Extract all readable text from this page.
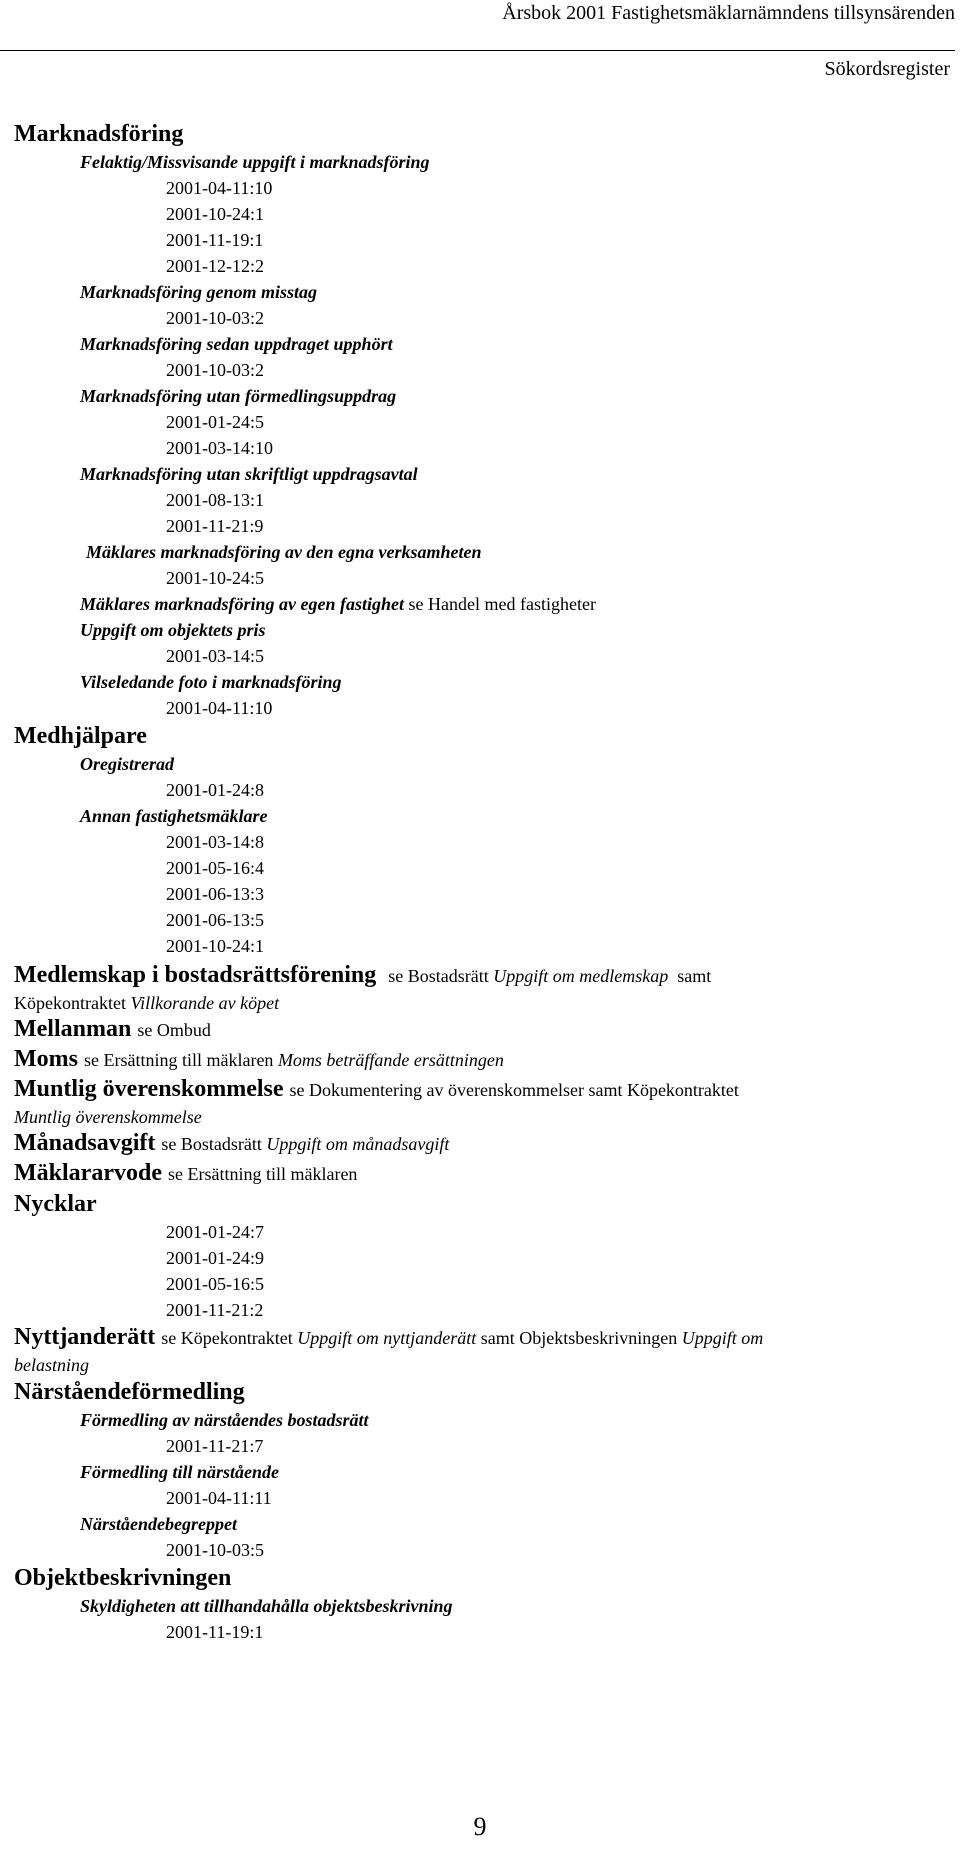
Årsbok 2001 Fastighetsmäklarnämndens tillsynsärenden
Sökordsregister

Marknadsföring

Felaktig/Missvisande uppgift i marknadsföring

2001-04-11:10

2001-10-24:1

2001-11-19:1

2001-12-12:2

Marknadsföring genom misstag

2001-10-03:2

Marknadsföring sedan uppdraget upphört

2001-10-03:2

Marknadsföring utan förmedlingsuppdrag

2001-01-24:5

2001-03-14:10

Marknadsföring utan skriftligt uppdragsavtal

2001-08-13:1

2001-11-21:9

Mäklares marknadsföring av den egna verksamheten

2001-10-24:5

Mäklares marknadsföring av egen fastighet se Handel med fastigheter

Uppgift om objektets pris

2001-03-14:5

Vilseledande foto i marknadsföring

2001-04-11:10

Medhjälpare

Oregistrerad

2001-01-24:8

Annan fastighetsmäklare

2001-03-14:8

2001-05-16:4

2001-06-13:3

2001-06-13:5

2001-10-24:1

Medlemskap i bostadsrättsförening se Bostadsrätt Uppgift om medlemskap samt

Köpekontraktet Villkorande av köpet

Mellanman se Ombud

Moms se Ersättning till mäklaren Moms beträffande ersättningen

Muntlig överenskommelse se Dokumentering av överenskommelser samt Köpekontraktet

Muntlig överenskommelse

Månadsavgift se Bostadsrätt Uppgift om månadsavgift

Mäklararvode se Ersättning till mäklaren

Nycklar

2001-01-24:7

2001-01-24:9

2001-05-16:5

2001-11-21:2

Nyttjanderätt se Köpekontraktet Uppgift om nyttjanderätt samt Objektsbeskrivningen Uppgift om

belastning

Närståendeförmedling

Förmedling av närståendes bostadsrätt

2001-11-21:7

Förmedling till närstående

2001-04-11:11

Närståendebegreppet

2001-10-03:5

Objektbeskrivningen

Skyldigheten att tillhandahålla objektsbeskrivning

2001-11-19:1

9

» Exercise details: The answer must consist of every line above that contains the word "överenskommelse".

» Problem solution:
Muntlig överenskommelse se Dokumentering av överenskommelser samt Köpekontraktet
Muntlig överenskommelse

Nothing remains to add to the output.